* **REQUIREMENT**
Collect every line below that contains the word "semrush".

□ □ □ □

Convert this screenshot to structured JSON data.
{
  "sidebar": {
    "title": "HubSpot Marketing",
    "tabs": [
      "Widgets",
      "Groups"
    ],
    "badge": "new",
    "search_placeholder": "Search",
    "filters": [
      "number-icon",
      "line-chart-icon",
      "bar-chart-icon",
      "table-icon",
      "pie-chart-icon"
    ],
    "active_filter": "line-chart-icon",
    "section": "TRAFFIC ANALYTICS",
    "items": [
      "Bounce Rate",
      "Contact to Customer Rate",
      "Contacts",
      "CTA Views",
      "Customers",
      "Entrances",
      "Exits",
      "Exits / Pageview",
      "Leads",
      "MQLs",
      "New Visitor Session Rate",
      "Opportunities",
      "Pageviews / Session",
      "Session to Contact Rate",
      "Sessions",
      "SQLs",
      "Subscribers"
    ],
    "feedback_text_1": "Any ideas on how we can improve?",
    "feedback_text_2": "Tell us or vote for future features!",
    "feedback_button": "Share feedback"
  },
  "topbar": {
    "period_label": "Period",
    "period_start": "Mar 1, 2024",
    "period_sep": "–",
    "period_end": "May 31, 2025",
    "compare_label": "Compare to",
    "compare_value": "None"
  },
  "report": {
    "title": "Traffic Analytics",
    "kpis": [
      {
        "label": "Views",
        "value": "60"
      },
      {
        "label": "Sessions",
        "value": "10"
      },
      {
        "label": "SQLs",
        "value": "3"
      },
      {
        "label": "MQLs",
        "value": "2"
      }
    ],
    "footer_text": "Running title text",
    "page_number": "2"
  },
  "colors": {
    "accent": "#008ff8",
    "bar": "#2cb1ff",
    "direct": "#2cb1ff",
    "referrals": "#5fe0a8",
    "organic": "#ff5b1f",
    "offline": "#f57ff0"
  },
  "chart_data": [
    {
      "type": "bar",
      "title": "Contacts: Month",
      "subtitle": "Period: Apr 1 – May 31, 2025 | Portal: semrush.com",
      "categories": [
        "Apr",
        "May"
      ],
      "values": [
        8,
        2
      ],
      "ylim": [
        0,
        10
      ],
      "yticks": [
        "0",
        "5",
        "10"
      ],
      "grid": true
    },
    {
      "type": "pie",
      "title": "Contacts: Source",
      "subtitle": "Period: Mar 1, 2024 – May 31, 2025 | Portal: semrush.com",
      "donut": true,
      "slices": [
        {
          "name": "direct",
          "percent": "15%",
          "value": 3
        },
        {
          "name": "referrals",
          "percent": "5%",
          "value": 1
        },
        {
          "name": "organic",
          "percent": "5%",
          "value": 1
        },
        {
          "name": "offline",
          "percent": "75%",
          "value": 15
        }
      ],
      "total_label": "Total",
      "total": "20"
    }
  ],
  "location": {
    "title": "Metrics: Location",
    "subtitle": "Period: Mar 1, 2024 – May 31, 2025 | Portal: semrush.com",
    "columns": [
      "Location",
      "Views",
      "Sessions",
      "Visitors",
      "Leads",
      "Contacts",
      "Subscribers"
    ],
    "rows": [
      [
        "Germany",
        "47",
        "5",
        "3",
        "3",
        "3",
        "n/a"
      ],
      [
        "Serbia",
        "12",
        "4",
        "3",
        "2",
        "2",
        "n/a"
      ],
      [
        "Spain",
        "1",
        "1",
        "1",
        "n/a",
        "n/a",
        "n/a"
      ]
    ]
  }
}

□ □ □ □

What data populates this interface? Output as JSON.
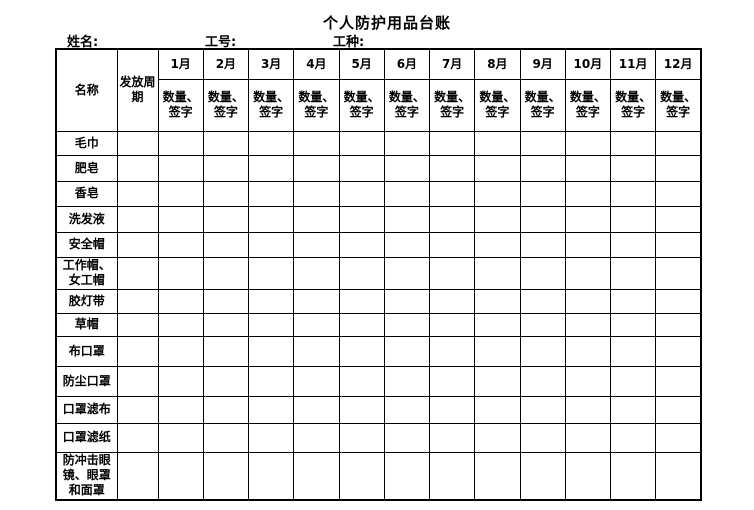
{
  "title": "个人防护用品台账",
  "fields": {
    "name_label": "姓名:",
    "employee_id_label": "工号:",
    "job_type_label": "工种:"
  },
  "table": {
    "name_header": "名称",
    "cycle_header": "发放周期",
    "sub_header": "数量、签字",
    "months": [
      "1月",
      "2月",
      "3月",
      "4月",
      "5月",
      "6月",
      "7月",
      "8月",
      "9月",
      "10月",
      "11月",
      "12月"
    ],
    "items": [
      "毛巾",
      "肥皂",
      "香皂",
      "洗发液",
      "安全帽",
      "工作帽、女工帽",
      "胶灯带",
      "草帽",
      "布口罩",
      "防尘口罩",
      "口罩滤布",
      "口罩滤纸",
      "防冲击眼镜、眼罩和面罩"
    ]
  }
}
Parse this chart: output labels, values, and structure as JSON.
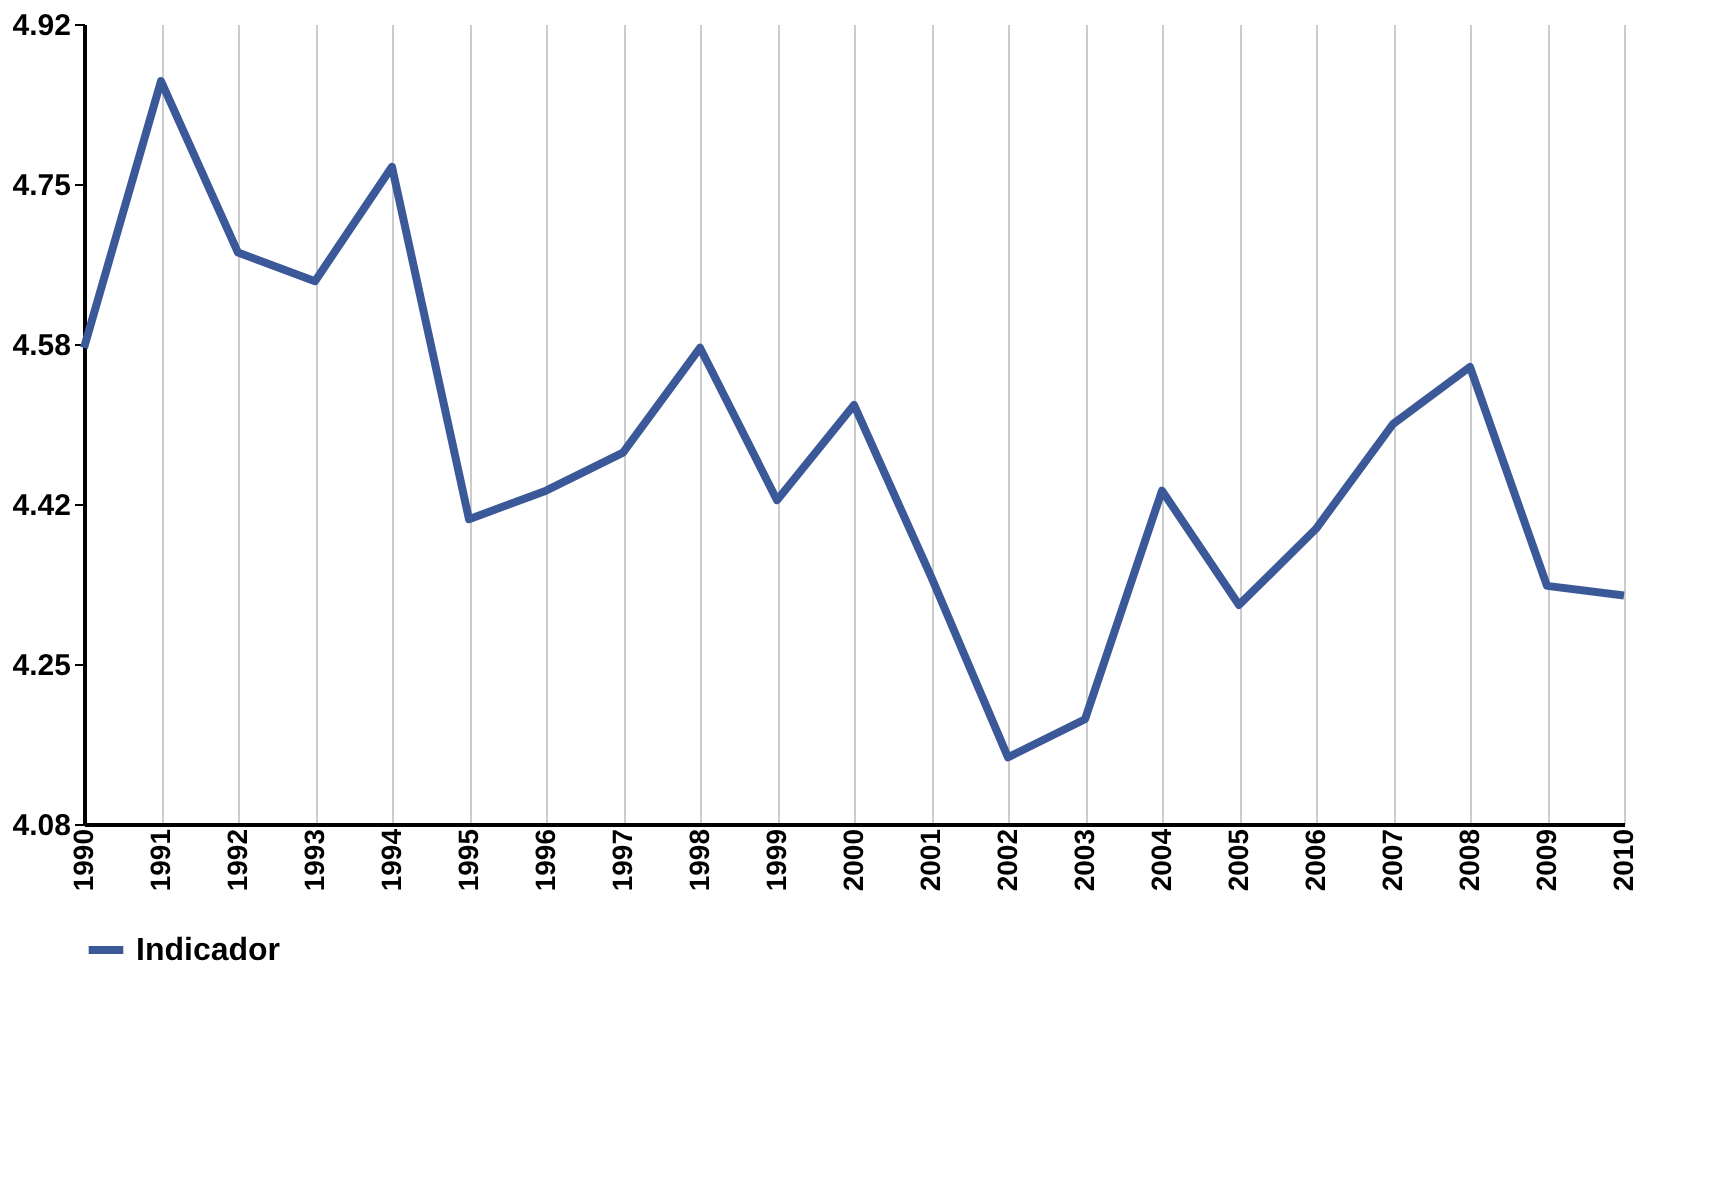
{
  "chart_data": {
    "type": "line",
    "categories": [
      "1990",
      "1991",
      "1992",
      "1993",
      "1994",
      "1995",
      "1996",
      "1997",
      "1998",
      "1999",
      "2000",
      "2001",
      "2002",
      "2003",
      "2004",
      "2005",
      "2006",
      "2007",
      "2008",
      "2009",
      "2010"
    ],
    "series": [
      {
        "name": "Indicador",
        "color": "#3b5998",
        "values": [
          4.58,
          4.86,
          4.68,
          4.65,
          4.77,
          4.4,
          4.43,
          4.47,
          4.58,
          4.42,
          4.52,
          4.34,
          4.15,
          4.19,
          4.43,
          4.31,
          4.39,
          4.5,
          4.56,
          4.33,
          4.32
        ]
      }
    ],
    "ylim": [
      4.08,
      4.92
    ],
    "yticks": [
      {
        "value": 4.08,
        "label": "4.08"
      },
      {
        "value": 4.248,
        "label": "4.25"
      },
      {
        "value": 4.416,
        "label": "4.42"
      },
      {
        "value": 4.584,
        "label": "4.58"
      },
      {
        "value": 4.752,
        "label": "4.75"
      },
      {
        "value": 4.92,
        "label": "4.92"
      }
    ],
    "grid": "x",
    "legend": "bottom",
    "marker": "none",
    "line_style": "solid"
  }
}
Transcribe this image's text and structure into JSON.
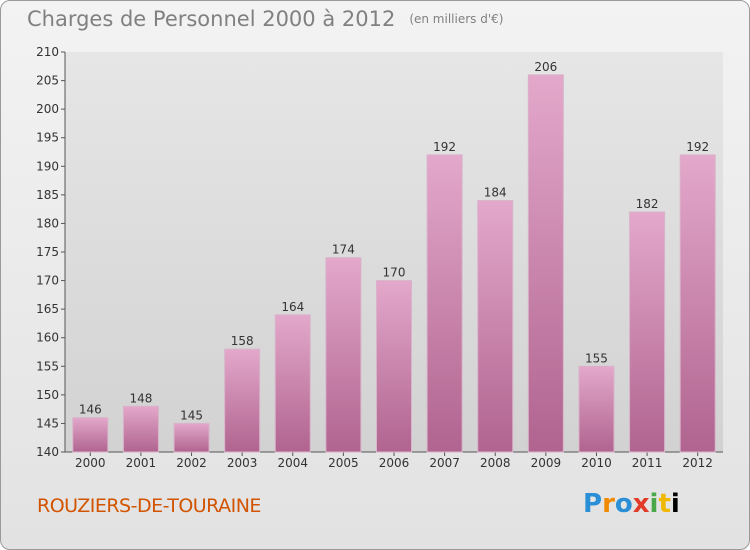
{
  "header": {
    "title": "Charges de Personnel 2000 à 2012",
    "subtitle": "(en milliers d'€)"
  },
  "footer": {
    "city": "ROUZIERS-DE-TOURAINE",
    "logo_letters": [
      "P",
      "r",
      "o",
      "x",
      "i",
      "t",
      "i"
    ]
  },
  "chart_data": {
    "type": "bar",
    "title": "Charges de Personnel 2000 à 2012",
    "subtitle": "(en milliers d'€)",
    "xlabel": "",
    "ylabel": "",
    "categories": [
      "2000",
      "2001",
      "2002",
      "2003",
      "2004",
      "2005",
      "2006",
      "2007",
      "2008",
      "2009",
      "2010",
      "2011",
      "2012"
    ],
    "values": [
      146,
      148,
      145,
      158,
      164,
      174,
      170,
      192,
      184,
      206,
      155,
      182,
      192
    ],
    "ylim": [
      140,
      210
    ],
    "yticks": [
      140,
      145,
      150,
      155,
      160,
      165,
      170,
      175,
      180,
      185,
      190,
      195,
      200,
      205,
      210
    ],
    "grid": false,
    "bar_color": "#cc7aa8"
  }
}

□ □ □ □

* **EXERCISE RESPONSE**
      "subtitle": "Period: Apr 1 – May 31, 2025 | Portal: semrush.com",
      "subtitle": "Period: Mar 1, 2024 – May 31, 2025 | Portal: semrush.com",
    "subtitle": "Period: Mar 1, 2024 – May 31, 2025 | Portal: semrush.com",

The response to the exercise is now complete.